◆ Given task:
Your answer should be a single number: the count of lines containing "Rina".

━━━━━━━━━━━━━━━━━━━━

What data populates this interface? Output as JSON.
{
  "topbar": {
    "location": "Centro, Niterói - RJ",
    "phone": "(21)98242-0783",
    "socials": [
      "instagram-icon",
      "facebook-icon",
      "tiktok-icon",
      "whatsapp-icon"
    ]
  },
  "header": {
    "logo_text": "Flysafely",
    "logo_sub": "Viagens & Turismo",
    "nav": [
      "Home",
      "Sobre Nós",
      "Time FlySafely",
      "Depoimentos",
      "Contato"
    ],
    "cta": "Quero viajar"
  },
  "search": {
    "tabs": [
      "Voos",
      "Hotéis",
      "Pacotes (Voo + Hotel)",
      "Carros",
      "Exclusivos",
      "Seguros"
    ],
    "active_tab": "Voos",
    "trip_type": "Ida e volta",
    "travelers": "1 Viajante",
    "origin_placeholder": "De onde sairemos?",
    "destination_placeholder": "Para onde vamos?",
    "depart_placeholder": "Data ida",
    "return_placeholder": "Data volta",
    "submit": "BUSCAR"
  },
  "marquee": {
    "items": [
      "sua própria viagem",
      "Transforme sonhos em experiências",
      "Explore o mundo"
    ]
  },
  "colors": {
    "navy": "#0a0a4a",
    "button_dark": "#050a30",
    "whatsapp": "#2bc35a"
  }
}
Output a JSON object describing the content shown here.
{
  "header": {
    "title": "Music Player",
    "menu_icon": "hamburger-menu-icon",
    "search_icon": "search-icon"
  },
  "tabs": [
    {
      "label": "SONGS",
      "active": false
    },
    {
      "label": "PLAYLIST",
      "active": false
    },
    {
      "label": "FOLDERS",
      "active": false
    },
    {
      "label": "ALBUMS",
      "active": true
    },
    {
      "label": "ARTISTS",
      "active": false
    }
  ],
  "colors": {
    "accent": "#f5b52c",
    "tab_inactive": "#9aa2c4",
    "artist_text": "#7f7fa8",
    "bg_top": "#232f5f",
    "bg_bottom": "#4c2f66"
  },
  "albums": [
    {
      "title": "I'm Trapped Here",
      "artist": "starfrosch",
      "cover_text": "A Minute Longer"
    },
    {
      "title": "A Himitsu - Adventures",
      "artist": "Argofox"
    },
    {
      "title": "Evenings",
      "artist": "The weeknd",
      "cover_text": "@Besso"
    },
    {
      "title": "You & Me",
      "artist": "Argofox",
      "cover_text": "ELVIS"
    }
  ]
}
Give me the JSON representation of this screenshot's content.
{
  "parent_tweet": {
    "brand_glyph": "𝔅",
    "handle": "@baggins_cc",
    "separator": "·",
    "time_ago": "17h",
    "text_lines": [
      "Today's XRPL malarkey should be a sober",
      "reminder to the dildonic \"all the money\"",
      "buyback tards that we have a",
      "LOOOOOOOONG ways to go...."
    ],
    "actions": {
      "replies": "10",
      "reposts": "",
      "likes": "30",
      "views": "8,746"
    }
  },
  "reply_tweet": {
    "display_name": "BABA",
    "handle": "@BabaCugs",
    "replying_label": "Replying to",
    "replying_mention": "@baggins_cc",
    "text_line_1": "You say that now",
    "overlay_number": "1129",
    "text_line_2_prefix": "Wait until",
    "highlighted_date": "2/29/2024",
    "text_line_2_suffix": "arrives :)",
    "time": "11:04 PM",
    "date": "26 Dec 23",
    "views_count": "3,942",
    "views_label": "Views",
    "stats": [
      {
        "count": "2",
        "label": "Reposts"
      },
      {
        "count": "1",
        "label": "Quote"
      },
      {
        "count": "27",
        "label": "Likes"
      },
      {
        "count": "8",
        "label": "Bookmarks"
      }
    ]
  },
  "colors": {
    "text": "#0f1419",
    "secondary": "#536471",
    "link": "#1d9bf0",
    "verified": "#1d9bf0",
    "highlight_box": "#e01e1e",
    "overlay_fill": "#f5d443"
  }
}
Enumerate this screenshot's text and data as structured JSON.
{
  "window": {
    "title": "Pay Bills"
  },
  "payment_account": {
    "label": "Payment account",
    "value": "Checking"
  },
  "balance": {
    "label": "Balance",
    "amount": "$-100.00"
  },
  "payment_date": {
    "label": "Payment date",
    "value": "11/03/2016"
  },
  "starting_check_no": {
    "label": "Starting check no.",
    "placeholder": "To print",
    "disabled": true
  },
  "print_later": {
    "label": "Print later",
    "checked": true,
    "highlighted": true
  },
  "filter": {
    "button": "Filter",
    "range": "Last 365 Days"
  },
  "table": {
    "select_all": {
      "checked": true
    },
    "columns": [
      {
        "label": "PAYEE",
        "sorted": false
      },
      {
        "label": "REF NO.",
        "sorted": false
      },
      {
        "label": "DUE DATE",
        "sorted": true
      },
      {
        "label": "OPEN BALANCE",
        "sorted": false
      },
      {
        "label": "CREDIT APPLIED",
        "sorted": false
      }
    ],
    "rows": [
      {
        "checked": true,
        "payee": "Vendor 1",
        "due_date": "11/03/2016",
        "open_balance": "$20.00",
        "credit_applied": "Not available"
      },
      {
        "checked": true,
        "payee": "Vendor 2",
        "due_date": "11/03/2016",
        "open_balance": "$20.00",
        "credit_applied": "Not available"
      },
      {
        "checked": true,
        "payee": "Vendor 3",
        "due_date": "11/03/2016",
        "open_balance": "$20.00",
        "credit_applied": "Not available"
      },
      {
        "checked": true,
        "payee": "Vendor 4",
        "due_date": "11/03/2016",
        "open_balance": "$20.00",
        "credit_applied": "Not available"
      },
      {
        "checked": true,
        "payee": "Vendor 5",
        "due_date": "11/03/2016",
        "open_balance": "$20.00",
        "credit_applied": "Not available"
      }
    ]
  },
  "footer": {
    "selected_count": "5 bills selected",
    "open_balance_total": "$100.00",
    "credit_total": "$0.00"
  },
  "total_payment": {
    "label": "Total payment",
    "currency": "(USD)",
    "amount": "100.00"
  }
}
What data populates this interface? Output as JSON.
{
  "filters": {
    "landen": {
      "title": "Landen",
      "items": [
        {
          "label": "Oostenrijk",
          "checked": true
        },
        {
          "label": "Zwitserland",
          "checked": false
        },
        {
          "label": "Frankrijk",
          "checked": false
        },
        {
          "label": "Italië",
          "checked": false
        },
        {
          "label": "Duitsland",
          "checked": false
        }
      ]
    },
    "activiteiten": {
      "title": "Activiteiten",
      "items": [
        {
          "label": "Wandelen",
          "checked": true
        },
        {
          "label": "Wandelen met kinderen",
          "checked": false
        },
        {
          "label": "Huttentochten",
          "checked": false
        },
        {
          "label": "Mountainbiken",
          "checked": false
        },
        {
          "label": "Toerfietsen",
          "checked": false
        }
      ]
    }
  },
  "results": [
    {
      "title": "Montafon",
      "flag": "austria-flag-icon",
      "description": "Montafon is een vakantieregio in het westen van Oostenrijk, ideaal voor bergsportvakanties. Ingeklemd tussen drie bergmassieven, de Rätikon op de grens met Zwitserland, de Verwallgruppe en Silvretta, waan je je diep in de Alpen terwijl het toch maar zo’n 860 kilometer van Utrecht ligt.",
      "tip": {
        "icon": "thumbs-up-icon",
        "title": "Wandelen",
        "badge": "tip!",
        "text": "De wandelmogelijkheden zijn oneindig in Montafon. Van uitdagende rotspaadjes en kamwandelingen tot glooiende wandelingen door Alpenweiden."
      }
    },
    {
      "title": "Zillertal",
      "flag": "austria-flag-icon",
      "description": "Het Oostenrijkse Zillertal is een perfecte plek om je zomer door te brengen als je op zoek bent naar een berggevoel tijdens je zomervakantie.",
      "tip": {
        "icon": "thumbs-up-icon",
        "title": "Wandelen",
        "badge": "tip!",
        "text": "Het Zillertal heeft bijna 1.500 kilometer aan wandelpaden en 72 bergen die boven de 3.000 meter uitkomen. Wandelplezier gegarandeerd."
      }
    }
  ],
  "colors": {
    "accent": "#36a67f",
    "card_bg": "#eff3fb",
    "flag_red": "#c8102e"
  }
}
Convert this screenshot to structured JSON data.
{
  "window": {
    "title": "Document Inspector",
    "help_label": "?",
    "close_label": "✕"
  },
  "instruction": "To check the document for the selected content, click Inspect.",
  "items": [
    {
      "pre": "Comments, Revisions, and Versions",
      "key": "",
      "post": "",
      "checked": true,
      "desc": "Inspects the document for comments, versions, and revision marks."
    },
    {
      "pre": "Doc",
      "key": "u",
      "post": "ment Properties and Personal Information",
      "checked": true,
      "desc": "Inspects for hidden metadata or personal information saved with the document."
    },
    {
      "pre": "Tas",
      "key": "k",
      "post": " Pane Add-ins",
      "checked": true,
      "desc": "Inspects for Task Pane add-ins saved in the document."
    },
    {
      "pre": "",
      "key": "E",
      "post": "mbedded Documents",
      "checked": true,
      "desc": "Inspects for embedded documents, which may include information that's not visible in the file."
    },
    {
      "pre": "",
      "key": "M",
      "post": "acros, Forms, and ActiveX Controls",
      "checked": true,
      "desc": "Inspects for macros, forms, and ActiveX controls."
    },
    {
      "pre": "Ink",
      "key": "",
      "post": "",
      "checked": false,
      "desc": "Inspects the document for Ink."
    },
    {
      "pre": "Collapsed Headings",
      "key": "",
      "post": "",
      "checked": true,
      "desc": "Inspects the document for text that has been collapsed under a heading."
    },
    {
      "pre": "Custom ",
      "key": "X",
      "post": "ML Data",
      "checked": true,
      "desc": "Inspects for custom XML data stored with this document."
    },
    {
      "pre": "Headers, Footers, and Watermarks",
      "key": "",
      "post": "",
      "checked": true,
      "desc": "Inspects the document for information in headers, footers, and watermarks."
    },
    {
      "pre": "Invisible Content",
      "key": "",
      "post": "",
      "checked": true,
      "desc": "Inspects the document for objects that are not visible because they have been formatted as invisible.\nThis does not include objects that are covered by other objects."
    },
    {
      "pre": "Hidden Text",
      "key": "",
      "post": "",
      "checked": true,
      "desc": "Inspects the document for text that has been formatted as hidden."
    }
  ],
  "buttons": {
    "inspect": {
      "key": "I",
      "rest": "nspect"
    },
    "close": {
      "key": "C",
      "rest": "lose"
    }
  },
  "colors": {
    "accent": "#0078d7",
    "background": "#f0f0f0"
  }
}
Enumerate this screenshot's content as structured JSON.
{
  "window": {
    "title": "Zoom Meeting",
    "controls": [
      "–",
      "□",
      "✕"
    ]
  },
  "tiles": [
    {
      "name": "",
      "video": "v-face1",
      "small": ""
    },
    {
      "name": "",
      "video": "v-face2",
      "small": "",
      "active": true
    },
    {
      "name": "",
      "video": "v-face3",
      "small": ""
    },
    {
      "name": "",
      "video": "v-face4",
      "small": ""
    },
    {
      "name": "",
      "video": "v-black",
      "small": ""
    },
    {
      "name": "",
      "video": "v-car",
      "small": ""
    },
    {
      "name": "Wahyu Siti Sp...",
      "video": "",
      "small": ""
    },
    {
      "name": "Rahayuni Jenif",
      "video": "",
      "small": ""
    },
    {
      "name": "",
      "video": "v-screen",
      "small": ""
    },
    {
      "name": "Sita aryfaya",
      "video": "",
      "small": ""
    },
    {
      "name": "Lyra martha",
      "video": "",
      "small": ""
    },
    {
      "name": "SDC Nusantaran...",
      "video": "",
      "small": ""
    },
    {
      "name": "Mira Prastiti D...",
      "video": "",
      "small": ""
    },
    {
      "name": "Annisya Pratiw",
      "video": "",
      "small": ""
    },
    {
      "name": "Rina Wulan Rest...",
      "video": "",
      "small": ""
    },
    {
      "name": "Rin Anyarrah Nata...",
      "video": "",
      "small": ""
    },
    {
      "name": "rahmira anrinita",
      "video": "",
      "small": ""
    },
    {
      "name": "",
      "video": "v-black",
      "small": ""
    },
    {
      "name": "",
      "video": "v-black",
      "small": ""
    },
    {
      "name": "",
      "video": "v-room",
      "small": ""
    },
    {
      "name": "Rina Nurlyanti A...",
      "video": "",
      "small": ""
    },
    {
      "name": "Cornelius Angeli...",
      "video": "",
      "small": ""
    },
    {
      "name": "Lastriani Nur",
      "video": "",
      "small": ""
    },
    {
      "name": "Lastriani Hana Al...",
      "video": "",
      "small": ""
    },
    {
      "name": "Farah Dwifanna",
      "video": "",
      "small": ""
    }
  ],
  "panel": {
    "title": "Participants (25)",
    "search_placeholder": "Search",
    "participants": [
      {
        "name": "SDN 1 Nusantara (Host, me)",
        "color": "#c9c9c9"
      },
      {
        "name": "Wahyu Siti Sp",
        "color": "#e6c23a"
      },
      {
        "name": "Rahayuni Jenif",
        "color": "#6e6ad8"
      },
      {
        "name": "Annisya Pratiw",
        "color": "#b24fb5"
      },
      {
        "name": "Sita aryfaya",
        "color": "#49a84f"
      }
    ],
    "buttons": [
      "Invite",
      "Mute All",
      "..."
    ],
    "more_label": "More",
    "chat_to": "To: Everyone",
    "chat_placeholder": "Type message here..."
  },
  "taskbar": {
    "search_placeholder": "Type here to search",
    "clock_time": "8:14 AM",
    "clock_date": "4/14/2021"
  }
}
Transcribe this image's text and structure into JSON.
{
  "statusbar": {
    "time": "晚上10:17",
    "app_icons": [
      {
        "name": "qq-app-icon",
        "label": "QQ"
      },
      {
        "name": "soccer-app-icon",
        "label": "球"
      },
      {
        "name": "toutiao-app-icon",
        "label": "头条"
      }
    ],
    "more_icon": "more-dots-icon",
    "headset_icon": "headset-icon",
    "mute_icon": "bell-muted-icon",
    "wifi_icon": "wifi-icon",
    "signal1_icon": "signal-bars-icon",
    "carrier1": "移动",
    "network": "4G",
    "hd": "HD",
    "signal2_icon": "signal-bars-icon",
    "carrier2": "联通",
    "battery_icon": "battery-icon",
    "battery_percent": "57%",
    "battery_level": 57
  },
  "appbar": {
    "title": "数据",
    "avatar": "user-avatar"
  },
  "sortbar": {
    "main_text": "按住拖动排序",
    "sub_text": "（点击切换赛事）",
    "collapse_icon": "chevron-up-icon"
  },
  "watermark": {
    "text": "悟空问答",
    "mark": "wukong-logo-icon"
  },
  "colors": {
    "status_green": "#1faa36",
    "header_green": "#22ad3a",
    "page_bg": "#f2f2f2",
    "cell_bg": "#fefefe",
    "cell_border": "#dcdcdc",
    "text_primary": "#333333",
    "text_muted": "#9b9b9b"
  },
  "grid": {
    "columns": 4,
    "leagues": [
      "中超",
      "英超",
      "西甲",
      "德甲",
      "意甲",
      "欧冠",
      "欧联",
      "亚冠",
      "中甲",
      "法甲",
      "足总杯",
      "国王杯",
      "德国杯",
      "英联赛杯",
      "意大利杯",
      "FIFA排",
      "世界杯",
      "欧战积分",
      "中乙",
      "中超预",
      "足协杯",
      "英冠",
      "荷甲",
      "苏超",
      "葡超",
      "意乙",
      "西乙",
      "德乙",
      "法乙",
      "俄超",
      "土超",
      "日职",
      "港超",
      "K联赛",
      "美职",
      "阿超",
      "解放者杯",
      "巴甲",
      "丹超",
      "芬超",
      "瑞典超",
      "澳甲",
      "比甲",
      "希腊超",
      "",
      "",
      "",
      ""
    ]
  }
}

━━━━━━━━━━━━━━━━━━━━

◆ Exercise result:
2